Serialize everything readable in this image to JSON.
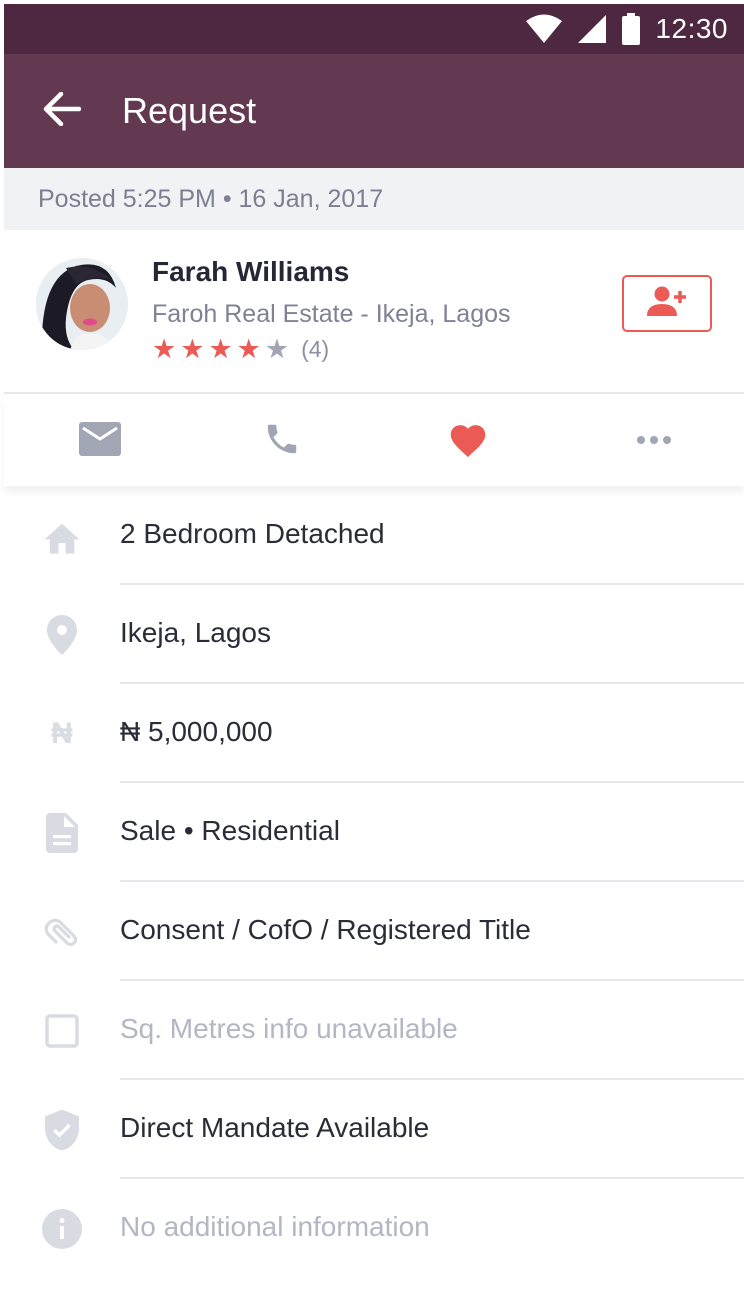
{
  "status_bar": {
    "time": "12:30",
    "icons": [
      "wifi-icon",
      "signal-icon",
      "battery-icon"
    ]
  },
  "app_bar": {
    "title": "Request",
    "back_icon": "arrow-back-icon"
  },
  "posted": "Posted 5:25 PM • 16 Jan, 2017",
  "profile": {
    "name": "Farah Williams",
    "company": "Faroh Real Estate - Ikeja, Lagos",
    "rating": 4,
    "rating_max": 5,
    "rating_count": "(4)",
    "add_contact_icon": "person-add-icon"
  },
  "actions": [
    "mail-icon",
    "phone-icon",
    "heart-icon",
    "more-icon"
  ],
  "details": [
    {
      "icon": "home-icon",
      "text": "2 Bedroom Detached",
      "muted": false
    },
    {
      "icon": "location-pin-icon",
      "text": "Ikeja, Lagos",
      "muted": false
    },
    {
      "icon": "naira-icon",
      "text": "₦ 5,000,000",
      "muted": false
    },
    {
      "icon": "document-icon",
      "text": "Sale • Residential",
      "muted": false
    },
    {
      "icon": "paperclip-icon",
      "text": "Consent / CofO / Registered Title",
      "muted": false
    },
    {
      "icon": "checkbox-icon",
      "text": "Sq. Metres info unavailable",
      "muted": true
    },
    {
      "icon": "shield-check-icon",
      "text": "Direct Mandate Available",
      "muted": false
    },
    {
      "icon": "info-icon",
      "text": "No additional information",
      "muted": true
    }
  ],
  "colors": {
    "status_bar": "#4e2840",
    "app_bar": "#633851",
    "accent": "#ec5a56",
    "icon_grey": "#a2a5b4"
  }
}
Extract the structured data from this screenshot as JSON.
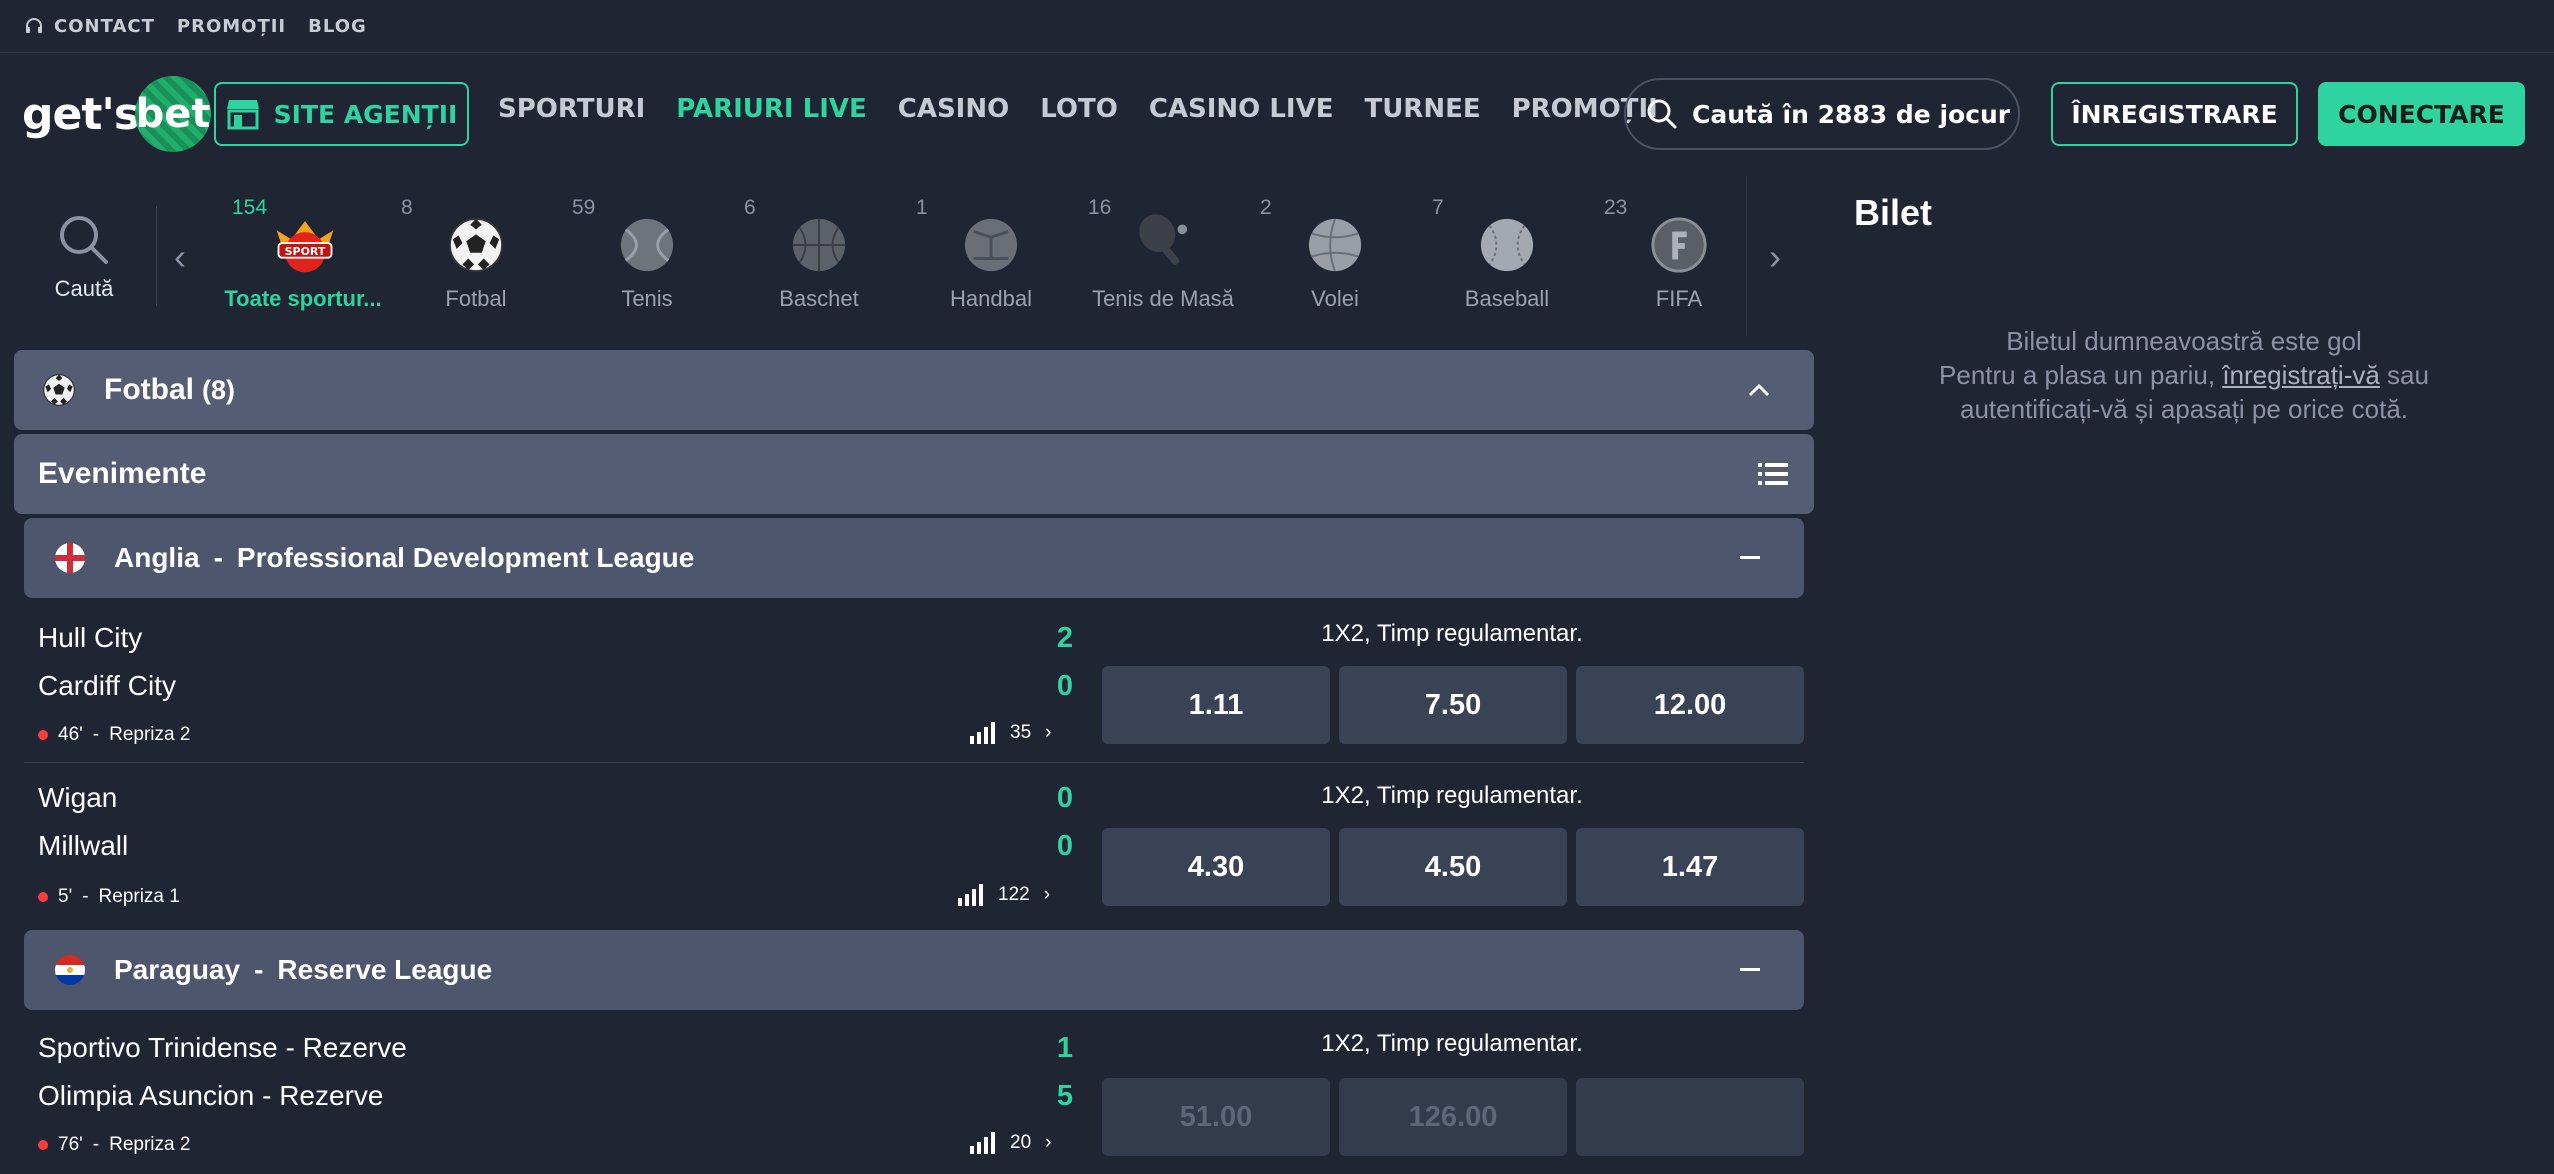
{
  "topbar": {
    "contact": "CONTACT",
    "promotions": "PROMOȚII",
    "blog": "BLOG"
  },
  "header": {
    "logo_text": "get's",
    "logo_ball_text": "bet",
    "agents_button": "SITE AGENȚII",
    "nav": [
      "SPORTURI",
      "PARIURI LIVE",
      "CASINO",
      "LOTO",
      "CASINO LIVE",
      "TURNEE",
      "PROMOȚII"
    ],
    "active_nav": "PARIURI LIVE",
    "search_placeholder": "Caută în 2883 de jocuri",
    "register_button": "ÎNREGISTRARE",
    "login_button": "CONECTARE"
  },
  "carousel": {
    "search_label": "Caută",
    "sports": [
      {
        "count": "154",
        "name": "Toate sportur...",
        "icon": "all-sports-icon",
        "active": true
      },
      {
        "count": "8",
        "name": "Fotbal",
        "icon": "football-icon"
      },
      {
        "count": "59",
        "name": "Tenis",
        "icon": "tennis-ball-icon"
      },
      {
        "count": "6",
        "name": "Baschet",
        "icon": "basketball-icon"
      },
      {
        "count": "1",
        "name": "Handbal",
        "icon": "handball-icon"
      },
      {
        "count": "16",
        "name": "Tenis de Masă",
        "icon": "table-tennis-icon"
      },
      {
        "count": "2",
        "name": "Volei",
        "icon": "volleyball-icon"
      },
      {
        "count": "7",
        "name": "Baseball",
        "icon": "baseball-icon"
      },
      {
        "count": "23",
        "name": "FIFA",
        "icon": "fifa-icon"
      }
    ],
    "all_sports_badge": "SPORT"
  },
  "main": {
    "sport_title": "Fotbal",
    "sport_count": "(8)",
    "events_title": "Evenimente",
    "leagues": [
      {
        "country": "Anglia",
        "separator": "-",
        "name": "Professional Development League",
        "events": [
          {
            "home": "Hull City",
            "away": "Cardiff City",
            "home_score": "2",
            "away_score": "0",
            "time": "46'",
            "period": "Repriza 2",
            "markets": "35",
            "market_label": "1X2, Timp regulamentar.",
            "odds": [
              "1.11",
              "7.50",
              "12.00"
            ]
          },
          {
            "home": "Wigan",
            "away": "Millwall",
            "home_score": "0",
            "away_score": "0",
            "time": "5'",
            "period": "Repriza 1",
            "markets": "122",
            "market_label": "1X2, Timp regulamentar.",
            "odds": [
              "4.30",
              "4.50",
              "1.47"
            ]
          }
        ]
      },
      {
        "country": "Paraguay",
        "separator": "-",
        "name": "Reserve League",
        "events": [
          {
            "home": "Sportivo Trinidense - Rezerve",
            "away": "Olimpia Asuncion - Rezerve",
            "home_score": "1",
            "away_score": "5",
            "time": "76'",
            "period": "Repriza 2",
            "markets": "20",
            "market_label": "1X2, Timp regulamentar.",
            "odds": [
              "51.00",
              "126.00",
              ""
            ]
          }
        ]
      }
    ]
  },
  "bilet": {
    "title": "Bilet",
    "line1": "Biletul dumneavoastră este gol",
    "line2_pre": "Pentru a plasa un pariu, ",
    "line2_link": "înregistrați-vă",
    "line2_post": " sau",
    "line3": "autentificați-vă și apasați pe orice cotă."
  },
  "colors": {
    "background": "#1f2533",
    "accent": "#2ed3a0",
    "panel": "#545d73",
    "live_dot": "#ff3b3b"
  }
}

● Work required
Take the data above and repeat it exactly, leaving each picture out.

● Task output
Serialize everything readable in this image to JSON.
{
  "status_bar": {
    "time": "12:30",
    "icons": [
      "wifi-icon",
      "signal-icon",
      "battery-icon"
    ]
  },
  "app_bar": {
    "title": "Request",
    "back_icon": "arrow-back-icon"
  },
  "posted": "Posted 5:25 PM • 16 Jan, 2017",
  "profile": {
    "name": "Farah Williams",
    "company": "Faroh Real Estate - Ikeja, Lagos",
    "rating": 4,
    "rating_max": 5,
    "rating_count": "(4)",
    "add_contact_icon": "person-add-icon"
  },
  "actions": [
    "mail-icon",
    "phone-icon",
    "heart-icon",
    "more-icon"
  ],
  "details": [
    {
      "icon": "home-icon",
      "text": "2 Bedroom Detached",
      "muted": false
    },
    {
      "icon": "location-pin-icon",
      "text": "Ikeja, Lagos",
      "muted": false
    },
    {
      "icon": "naira-icon",
      "text": "₦ 5,000,000",
      "muted": false
    },
    {
      "icon": "document-icon",
      "text": "Sale • Residential",
      "muted": false
    },
    {
      "icon": "paperclip-icon",
      "text": "Consent / CofO / Registered Title",
      "muted": false
    },
    {
      "icon": "checkbox-icon",
      "text": "Sq. Metres info unavailable",
      "muted": true
    },
    {
      "icon": "shield-check-icon",
      "text": "Direct Mandate Available",
      "muted": false
    },
    {
      "icon": "info-icon",
      "text": "No additional information",
      "muted": true
    }
  ],
  "colors": {
    "status_bar": "#4e2840",
    "app_bar": "#633851",
    "accent": "#ec5a56",
    "icon_grey": "#a2a5b4"
  }
}
Extract the structured data from this screenshot as JSON.
{
  "topbar": {
    "contact": "CONTACT",
    "promotions": "PROMOȚII",
    "blog": "BLOG"
  },
  "header": {
    "logo_text": "get's",
    "logo_ball_text": "bet",
    "agents_button": "SITE AGENȚII",
    "nav": [
      "SPORTURI",
      "PARIURI LIVE",
      "CASINO",
      "LOTO",
      "CASINO LIVE",
      "TURNEE",
      "PROMOȚII"
    ],
    "active_nav": "PARIURI LIVE",
    "search_placeholder": "Caută în 2883 de jocuri",
    "register_button": "ÎNREGISTRARE",
    "login_button": "CONECTARE"
  },
  "carousel": {
    "search_label": "Caută",
    "sports": [
      {
        "count": "154",
        "name": "Toate sportur...",
        "icon": "all-sports-icon",
        "active": true
      },
      {
        "count": "8",
        "name": "Fotbal",
        "icon": "football-icon"
      },
      {
        "count": "59",
        "name": "Tenis",
        "icon": "tennis-ball-icon"
      },
      {
        "count": "6",
        "name": "Baschet",
        "icon": "basketball-icon"
      },
      {
        "count": "1",
        "name": "Handbal",
        "icon": "handball-icon"
      },
      {
        "count": "16",
        "name": "Tenis de Masă",
        "icon": "table-tennis-icon"
      },
      {
        "count": "2",
        "name": "Volei",
        "icon": "volleyball-icon"
      },
      {
        "count": "7",
        "name": "Baseball",
        "icon": "baseball-icon"
      },
      {
        "count": "23",
        "name": "FIFA",
        "icon": "fifa-icon"
      }
    ],
    "all_sports_badge": "SPORT"
  },
  "main": {
    "sport_title": "Fotbal",
    "sport_count": "(8)",
    "events_title": "Evenimente",
    "leagues": [
      {
        "country": "Anglia",
        "separator": "-",
        "name": "Professional Development League",
        "events": [
          {
            "home": "Hull City",
            "away": "Cardiff City",
            "home_score": "2",
            "away_score": "0",
            "time": "46'",
            "period": "Repriza 2",
            "markets": "35",
            "market_label": "1X2, Timp regulamentar.",
            "odds": [
              "1.11",
              "7.50",
              "12.00"
            ]
          },
          {
            "home": "Wigan",
            "away": "Millwall",
            "home_score": "0",
            "away_score": "0",
            "time": "5'",
            "period": "Repriza 1",
            "markets": "122",
            "market_label": "1X2, Timp regulamentar.",
            "odds": [
              "4.30",
              "4.50",
              "1.47"
            ]
          }
        ]
      },
      {
        "country": "Paraguay",
        "separator": "-",
        "name": "Reserve League",
        "events": [
          {
            "home": "Sportivo Trinidense - Rezerve",
            "away": "Olimpia Asuncion - Rezerve",
            "home_score": "1",
            "away_score": "5",
            "time": "76'",
            "period": "Repriza 2",
            "markets": "20",
            "market_label": "1X2, Timp regulamentar.",
            "odds": [
              "51.00",
              "126.00",
              ""
            ]
          }
        ]
      }
    ]
  },
  "bilet": {
    "title": "Bilet",
    "line1": "Biletul dumneavoastră este gol",
    "line2_pre": "Pentru a plasa un pariu, ",
    "line2_link": "înregistrați-vă",
    "line2_post": " sau",
    "line3": "autentificați-vă și apasați pe orice cotă."
  },
  "colors": {
    "background": "#1f2533",
    "accent": "#2ed3a0",
    "panel": "#545d73",
    "live_dot": "#ff3b3b"
  }
}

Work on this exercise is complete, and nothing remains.